What you have to do -> In the Alaska ocean acidification project summary, what three kinds of things do the project's linked models represent?

Passage shown ->

○ ○ ○ ○

Assessing risks of ocean acidification in south-central and southeast Alaska

Tom Hurst - NOAA Alaska Fisheries Science Center

Evaluating ocean acidification vulnerability and interactions among traditional and coastal Alaska industries

Why we care
Many marine species affected by ocean acidification (OA) contribute to Alaska’s highly productive commercial fisheries and traditional subsistence ways of life. Concern exists that acidification will cause ecosystem-level shifts, diminishing the overall economic value of commercial fisheries and reducing food security for communities relying on subsistence harvests. 

What we are doing
This project addresses acidification threats in south-central and southeast Alaska. It involves the development of decision support tools incorporating acidification risks into localized socio-ecological systems. The tools are based on a network of models representing acidification hazards, bio-ecological systems, and socioeconomic systems linked to adaptive actions.

Benefits of our work
This project is an exchange of knowledge between scientists, policy makers, and community stakeholders. The network of models creates decision support tools responsive to stakeholder concerns that reflect regional variation in community priorities and their ecological social and management context. The project synthesizes the best available science to determine the risks posed by ocean acidification.

○ ○ ○ ○

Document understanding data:
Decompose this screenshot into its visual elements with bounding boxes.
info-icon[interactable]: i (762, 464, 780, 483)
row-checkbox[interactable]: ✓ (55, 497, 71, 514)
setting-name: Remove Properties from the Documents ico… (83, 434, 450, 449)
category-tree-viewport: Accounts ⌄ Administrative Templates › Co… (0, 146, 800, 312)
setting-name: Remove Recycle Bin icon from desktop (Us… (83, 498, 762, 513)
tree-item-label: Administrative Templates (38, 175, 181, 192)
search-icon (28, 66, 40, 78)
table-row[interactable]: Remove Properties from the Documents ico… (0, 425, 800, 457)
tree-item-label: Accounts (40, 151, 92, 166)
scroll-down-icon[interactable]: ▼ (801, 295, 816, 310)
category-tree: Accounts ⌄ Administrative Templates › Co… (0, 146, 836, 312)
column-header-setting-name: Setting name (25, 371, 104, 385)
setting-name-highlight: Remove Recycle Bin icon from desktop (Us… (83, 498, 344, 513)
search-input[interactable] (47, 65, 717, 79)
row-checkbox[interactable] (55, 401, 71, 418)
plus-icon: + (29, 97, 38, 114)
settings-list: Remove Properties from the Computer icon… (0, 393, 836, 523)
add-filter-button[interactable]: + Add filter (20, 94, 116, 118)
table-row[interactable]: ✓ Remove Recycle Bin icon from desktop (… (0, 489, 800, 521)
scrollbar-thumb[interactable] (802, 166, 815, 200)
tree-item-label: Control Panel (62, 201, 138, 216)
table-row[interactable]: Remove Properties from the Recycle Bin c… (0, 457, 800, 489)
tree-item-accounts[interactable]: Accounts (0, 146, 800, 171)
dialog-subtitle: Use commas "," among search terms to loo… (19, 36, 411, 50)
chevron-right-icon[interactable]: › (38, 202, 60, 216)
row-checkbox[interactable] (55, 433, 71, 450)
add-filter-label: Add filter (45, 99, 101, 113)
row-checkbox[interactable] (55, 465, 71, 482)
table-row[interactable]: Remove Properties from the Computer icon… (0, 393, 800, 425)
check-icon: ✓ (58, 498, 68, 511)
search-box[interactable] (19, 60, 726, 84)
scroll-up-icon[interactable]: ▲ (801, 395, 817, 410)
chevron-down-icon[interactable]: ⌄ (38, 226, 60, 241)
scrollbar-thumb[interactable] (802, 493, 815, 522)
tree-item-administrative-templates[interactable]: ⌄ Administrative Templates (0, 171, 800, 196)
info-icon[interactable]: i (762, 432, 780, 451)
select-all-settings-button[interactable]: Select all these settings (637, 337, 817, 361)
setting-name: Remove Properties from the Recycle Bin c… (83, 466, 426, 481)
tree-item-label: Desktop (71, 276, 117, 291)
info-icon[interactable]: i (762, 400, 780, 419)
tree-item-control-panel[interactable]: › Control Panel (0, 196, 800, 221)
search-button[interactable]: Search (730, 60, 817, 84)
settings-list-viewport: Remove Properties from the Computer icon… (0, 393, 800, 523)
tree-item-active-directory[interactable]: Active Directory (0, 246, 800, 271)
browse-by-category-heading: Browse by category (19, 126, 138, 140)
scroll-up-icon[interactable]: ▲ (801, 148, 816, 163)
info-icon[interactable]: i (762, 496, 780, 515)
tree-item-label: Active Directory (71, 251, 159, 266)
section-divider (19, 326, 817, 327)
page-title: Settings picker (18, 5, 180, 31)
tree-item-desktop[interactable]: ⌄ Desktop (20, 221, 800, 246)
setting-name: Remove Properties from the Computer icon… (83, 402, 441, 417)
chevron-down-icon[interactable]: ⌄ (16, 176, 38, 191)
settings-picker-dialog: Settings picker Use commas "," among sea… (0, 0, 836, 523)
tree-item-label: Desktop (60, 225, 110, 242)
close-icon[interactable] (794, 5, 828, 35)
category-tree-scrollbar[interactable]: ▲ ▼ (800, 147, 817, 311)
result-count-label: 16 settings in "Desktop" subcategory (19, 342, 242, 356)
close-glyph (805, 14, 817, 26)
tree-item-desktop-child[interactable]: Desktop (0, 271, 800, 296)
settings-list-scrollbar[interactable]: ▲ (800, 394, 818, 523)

○ ○ ○ ○

Task response -> Acidification hazards, bio-ecological systems, and socioeconomic systems.